**Task directions**
Pull out each line of the data that includes the word "告诉我们".

**Exercise inputs**

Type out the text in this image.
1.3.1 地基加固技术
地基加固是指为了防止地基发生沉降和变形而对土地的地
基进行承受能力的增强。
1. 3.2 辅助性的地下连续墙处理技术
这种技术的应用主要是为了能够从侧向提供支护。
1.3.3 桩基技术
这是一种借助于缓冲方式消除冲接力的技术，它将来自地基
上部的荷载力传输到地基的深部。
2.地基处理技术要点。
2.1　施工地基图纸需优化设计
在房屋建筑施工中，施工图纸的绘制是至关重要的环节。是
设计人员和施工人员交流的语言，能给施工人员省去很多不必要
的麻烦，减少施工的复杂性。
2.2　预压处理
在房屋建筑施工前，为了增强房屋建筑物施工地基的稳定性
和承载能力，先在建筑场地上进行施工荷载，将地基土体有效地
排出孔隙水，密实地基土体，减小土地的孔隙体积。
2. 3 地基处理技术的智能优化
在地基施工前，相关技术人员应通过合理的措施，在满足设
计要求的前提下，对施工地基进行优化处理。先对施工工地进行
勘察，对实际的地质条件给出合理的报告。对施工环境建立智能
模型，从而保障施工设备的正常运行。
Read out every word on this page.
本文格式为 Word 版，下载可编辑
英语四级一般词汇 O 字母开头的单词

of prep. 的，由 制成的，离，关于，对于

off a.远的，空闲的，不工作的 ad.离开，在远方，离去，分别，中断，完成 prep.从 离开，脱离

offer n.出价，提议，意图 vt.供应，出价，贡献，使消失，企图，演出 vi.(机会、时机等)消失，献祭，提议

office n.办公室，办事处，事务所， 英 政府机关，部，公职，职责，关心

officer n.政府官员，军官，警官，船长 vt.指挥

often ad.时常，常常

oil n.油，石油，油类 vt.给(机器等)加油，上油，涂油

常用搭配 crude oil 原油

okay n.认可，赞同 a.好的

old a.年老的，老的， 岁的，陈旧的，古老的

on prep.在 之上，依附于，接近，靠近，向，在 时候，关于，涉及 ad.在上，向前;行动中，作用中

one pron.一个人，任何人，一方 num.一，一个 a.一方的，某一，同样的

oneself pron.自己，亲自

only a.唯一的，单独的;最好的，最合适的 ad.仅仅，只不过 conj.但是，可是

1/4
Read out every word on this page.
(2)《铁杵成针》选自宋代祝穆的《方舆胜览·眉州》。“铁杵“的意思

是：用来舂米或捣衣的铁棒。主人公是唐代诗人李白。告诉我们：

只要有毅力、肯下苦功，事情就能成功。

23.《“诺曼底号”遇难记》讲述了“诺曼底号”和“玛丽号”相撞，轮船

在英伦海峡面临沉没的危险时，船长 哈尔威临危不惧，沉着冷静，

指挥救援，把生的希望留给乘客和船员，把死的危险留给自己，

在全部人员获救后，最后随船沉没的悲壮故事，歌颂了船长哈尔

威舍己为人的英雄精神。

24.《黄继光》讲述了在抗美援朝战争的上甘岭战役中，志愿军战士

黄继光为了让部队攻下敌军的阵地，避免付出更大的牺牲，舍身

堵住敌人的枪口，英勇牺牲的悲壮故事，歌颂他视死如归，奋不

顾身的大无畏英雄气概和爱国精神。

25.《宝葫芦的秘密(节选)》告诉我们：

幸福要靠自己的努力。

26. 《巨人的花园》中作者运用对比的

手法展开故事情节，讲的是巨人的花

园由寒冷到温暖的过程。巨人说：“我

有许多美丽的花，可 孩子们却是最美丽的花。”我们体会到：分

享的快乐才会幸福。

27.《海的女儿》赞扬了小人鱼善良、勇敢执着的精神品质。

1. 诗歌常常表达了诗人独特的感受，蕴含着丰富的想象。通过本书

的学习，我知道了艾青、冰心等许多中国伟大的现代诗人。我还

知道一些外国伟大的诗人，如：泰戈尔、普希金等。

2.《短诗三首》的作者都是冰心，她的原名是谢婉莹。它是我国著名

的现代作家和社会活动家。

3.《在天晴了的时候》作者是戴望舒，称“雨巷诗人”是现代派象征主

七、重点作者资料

**Output for this task**
是：用来舂米或捣衣的铁棒。主人公是唐代诗人李白。告诉我们：
25.《宝葫芦的秘密(节选)》告诉我们：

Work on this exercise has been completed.